WHAT YOU HAVE TO DO
Tally the lines in the listing below that contain "Μαρτίου" and report the tally alone.
[start of SUPPLIED INFORMATION]
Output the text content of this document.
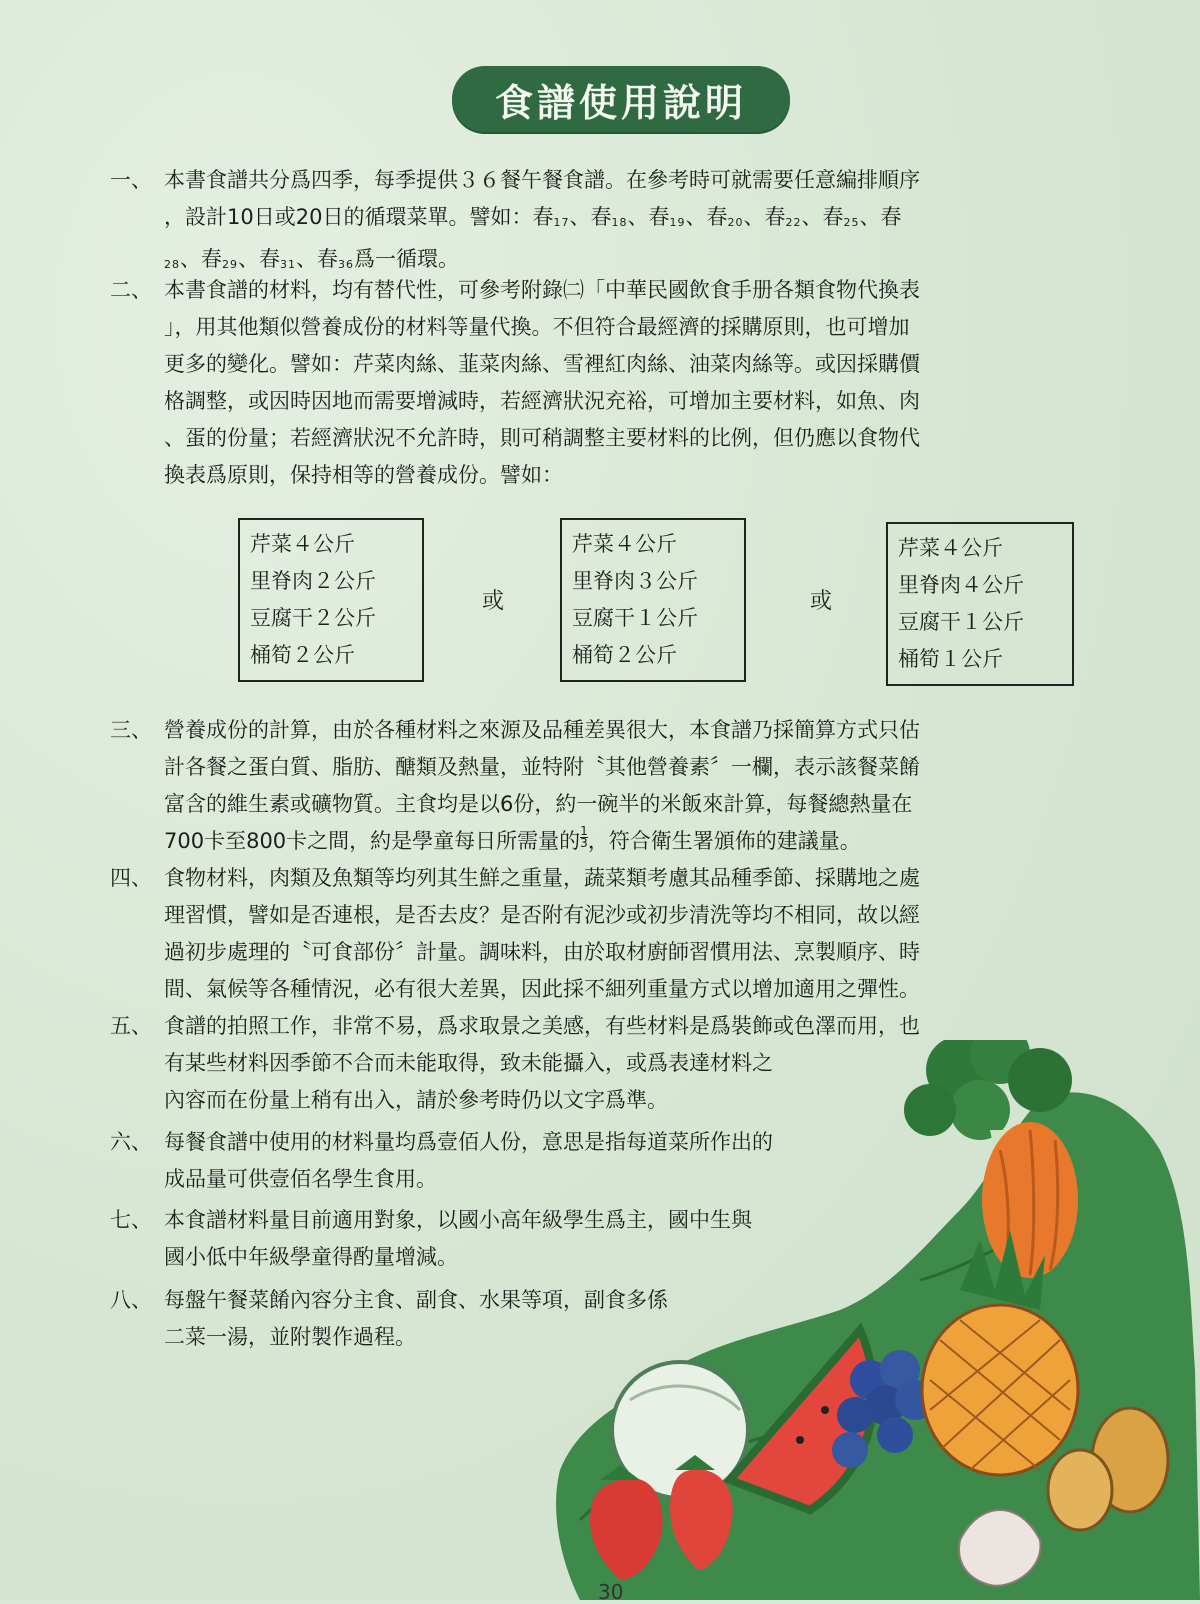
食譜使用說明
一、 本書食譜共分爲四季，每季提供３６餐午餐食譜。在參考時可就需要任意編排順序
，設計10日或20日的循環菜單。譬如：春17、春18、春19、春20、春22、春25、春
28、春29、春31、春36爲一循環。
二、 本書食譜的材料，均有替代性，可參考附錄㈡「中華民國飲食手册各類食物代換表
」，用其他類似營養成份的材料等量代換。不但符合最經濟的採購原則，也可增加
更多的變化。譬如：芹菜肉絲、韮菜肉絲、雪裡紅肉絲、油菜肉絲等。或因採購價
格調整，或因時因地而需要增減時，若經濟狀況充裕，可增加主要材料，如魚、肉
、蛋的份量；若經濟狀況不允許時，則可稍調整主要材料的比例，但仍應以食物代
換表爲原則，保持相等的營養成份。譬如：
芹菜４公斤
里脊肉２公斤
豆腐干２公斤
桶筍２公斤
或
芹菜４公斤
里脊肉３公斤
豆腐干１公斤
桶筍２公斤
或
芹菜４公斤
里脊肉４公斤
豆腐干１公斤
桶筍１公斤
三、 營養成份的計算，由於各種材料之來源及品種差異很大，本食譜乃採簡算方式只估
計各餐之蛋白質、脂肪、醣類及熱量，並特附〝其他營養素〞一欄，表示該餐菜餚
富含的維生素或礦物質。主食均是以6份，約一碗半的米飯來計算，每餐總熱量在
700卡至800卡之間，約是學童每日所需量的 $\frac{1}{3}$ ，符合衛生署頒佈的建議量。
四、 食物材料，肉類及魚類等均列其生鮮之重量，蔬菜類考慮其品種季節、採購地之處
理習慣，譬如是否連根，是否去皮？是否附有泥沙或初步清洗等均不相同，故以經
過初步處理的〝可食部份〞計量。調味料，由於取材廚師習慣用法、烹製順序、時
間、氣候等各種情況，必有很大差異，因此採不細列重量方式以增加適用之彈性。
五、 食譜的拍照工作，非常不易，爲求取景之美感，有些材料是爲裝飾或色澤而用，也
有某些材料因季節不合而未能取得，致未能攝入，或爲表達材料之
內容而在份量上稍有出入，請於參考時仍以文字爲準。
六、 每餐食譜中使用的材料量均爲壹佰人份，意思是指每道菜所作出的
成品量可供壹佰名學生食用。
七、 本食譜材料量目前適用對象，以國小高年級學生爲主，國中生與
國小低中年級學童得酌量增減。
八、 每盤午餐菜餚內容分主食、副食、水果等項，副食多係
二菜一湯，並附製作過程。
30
[end of SUPPLIED INFORMATION]
[start of SUPPLIED INFORMATION]
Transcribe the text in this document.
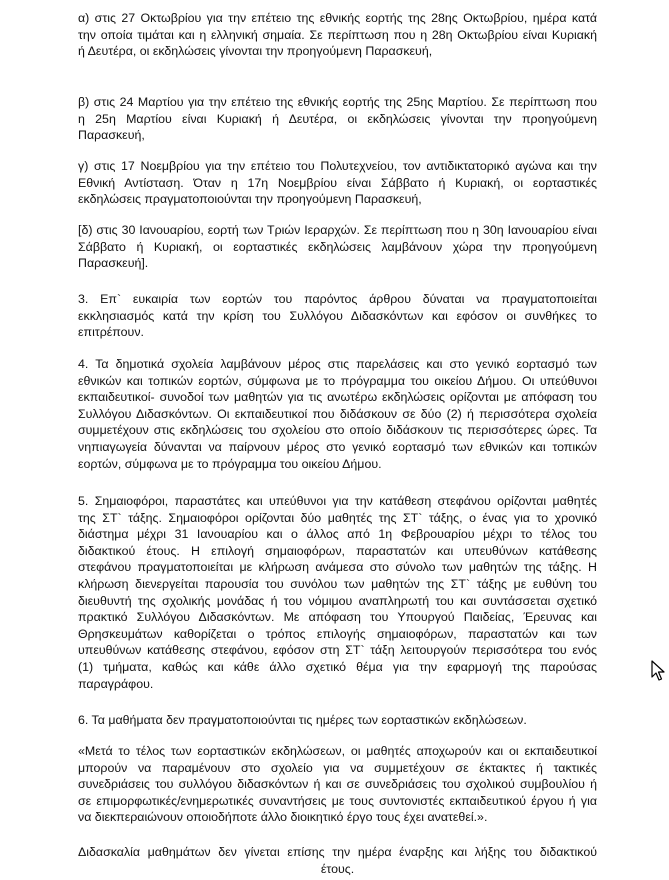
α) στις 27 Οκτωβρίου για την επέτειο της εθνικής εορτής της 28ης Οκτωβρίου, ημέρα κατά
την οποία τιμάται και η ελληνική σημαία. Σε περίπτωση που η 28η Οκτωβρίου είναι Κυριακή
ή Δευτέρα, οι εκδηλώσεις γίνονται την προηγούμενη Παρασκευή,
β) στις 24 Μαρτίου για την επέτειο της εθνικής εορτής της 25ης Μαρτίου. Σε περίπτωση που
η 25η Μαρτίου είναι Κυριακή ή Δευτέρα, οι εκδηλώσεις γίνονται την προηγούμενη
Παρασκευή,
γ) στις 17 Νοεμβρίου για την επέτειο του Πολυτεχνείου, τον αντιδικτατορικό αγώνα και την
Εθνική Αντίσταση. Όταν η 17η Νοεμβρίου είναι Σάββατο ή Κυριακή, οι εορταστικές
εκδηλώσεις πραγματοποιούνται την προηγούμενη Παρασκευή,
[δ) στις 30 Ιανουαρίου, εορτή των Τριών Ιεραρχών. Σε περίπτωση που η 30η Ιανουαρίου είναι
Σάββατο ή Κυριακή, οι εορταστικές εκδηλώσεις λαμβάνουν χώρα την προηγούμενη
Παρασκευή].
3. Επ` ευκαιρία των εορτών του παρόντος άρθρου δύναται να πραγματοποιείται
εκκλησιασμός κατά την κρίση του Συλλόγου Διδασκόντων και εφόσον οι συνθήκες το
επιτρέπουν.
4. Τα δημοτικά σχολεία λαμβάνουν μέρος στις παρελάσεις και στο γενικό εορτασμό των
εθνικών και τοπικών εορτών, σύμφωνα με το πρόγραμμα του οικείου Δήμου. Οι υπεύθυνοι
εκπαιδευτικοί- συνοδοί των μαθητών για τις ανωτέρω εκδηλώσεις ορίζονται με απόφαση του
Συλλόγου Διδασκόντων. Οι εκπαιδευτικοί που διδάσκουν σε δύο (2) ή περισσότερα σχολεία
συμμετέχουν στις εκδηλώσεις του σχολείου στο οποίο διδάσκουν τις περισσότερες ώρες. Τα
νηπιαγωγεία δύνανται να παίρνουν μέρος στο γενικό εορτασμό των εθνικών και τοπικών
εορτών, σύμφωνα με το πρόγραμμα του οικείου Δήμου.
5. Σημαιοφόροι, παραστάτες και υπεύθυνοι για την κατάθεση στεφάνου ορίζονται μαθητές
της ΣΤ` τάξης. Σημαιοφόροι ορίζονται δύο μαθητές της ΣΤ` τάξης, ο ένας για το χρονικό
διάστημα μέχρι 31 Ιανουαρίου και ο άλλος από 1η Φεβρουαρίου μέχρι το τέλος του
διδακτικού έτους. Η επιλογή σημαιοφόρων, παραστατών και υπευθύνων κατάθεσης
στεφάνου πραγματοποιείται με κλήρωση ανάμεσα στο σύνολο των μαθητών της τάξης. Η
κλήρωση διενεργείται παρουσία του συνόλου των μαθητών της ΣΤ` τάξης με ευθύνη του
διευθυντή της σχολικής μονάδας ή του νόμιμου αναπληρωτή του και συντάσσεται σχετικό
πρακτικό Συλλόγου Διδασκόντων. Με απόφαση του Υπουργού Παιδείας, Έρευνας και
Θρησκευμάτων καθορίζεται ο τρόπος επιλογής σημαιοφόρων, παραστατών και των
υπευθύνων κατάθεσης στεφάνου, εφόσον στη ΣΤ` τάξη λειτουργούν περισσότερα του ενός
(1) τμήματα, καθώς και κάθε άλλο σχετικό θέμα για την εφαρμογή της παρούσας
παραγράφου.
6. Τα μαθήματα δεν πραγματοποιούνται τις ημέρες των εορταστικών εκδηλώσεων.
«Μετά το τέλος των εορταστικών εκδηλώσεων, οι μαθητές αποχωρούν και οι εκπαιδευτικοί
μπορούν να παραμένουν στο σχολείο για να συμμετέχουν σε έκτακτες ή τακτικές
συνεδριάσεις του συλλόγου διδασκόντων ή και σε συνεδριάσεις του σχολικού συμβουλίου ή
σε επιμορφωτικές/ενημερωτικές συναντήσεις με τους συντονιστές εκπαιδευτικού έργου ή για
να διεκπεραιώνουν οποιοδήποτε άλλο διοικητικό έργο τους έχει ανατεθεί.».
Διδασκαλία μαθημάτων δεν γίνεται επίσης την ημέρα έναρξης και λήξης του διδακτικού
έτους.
[end of SUPPLIED INFORMATION]
REPLY TO THE EXERCISE
2